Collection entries
(begin)
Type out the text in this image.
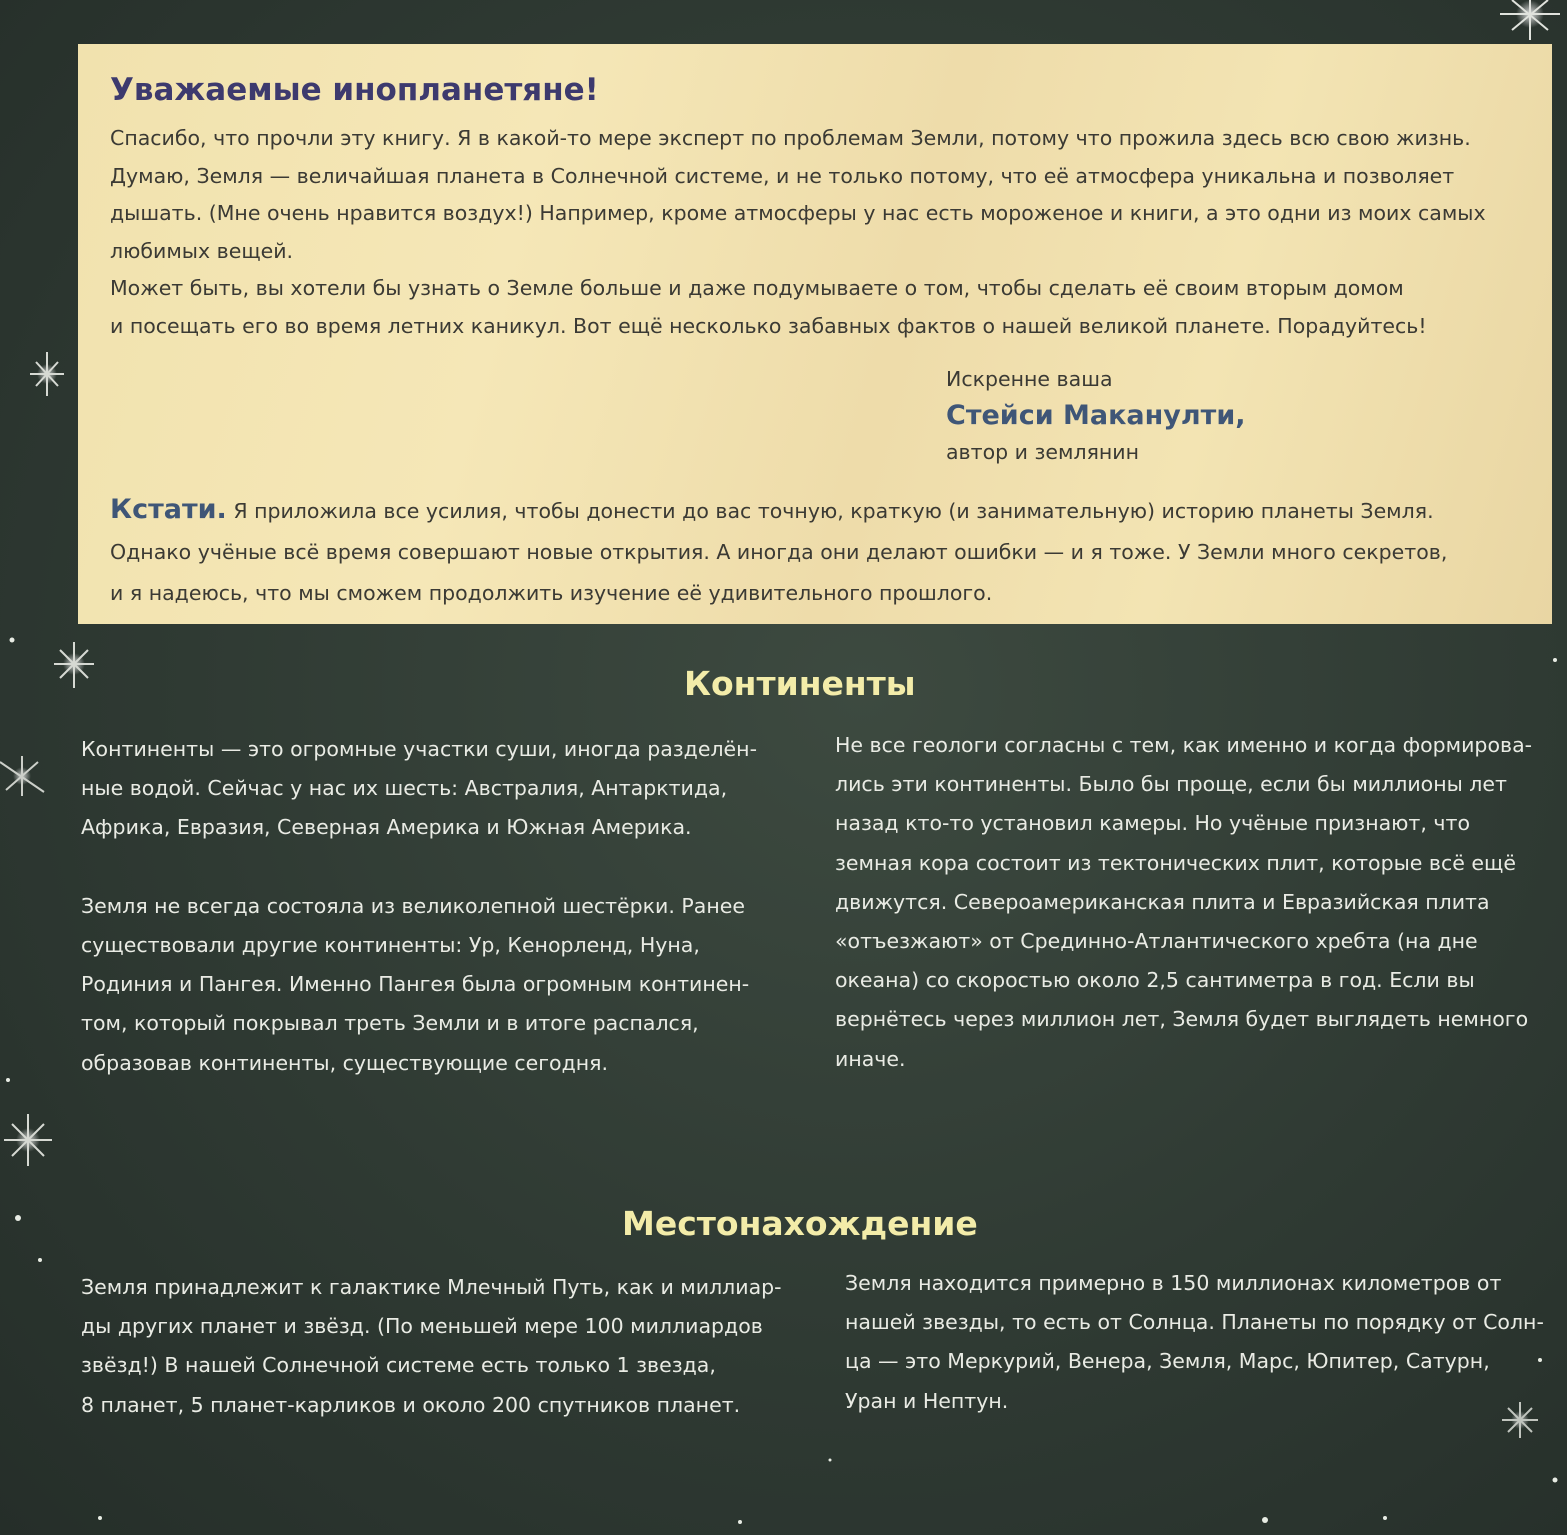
Уважаемые инопланетяне!

Спасибо, что прочли эту книгу. Я в какой-то мере эксперт по проблемам Земли, потому что прожила здесь всю свою жизнь.

Думаю, Земля — величайшая планета в Солнечной системе, и не только потому, что её атмосфера уникальна и позволяет

дышать. (Мне очень нравится воздух!) Например, кроме атмосферы у нас есть мороженое и книги, а это одни из моих самых

любимых вещей.

Может быть, вы хотели бы узнать о Земле больше и даже подумываете о том, чтобы сделать её своим вторым домом

и посещать его во время летних каникул. Вот ещё несколько забавных фактов о нашей великой планете. Порадуйтесь!

Искренне ваша
Стейси Маканулти,
автор и землянин
Кстати. Я приложила все усилия, чтобы донести до вас точную, краткую (и занимательную) историю планеты Земля.
Однако учёные всё время совершают новые открытия. А иногда они делают ошибки — и я тоже. У Земли много секретов,
и я надеюсь, что мы сможем продолжить изучение её удивительного прошлого.
Континенты
Континенты — это огромные участки суши, иногда разделён-
ные водой. Сейчас у нас их шесть: Австралия, Антарктида,
Африка, Евразия, Северная Америка и Южная Америка.
Земля не всегда состояла из великолепной шестёрки. Ранее
существовали другие континенты: Ур, Кенорленд, Нуна,
Родиния и Пангея. Именно Пангея была огромным континен-
том, который покрывал треть Земли и в итоге распался,
образовав континенты, существующие сегодня.
Не все геологи согласны с тем, как именно и когда формирова-
лись эти континенты. Было бы проще, если бы миллионы лет
назад кто-то установил камеры. Но учёные признают, что
земная кора состоит из тектонических плит, которые всё ещё
движутся. Североамериканская плита и Евразийская плита
«отъезжают» от Срединно-Атлантического хребта (на дне
океана) со скоростью около 2,5 сантиметра в год. Если вы
вернётесь через миллион лет, Земля будет выглядеть немного
иначе.
Местонахождение
Земля принадлежит к галактике Млечный Путь, как и миллиар-
ды других планет и звёзд. (По меньшей мере 100 миллиардов
звёзд!) В нашей Солнечной системе есть только 1 звезда,
8 планет, 5 планет-карликов и около 200 спутников планет.
Земля находится примерно в 150 миллионах километров от
нашей звезды, то есть от Солнца. Планеты по порядку от Солн-
ца — это Меркурий, Венера, Земля, Марс, Юпитер, Сатурн,
Уран и Нептун.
(end)
_Required task_.
Using the material above, gather every line that includes "системе".

_Task solution_.
Думаю, Земля — величайшая планета в Солнечной системе, и не только потому, что её атмосфера уникальна и позволяет
звёзд!) В нашей Солнечной системе есть только 1 звезда,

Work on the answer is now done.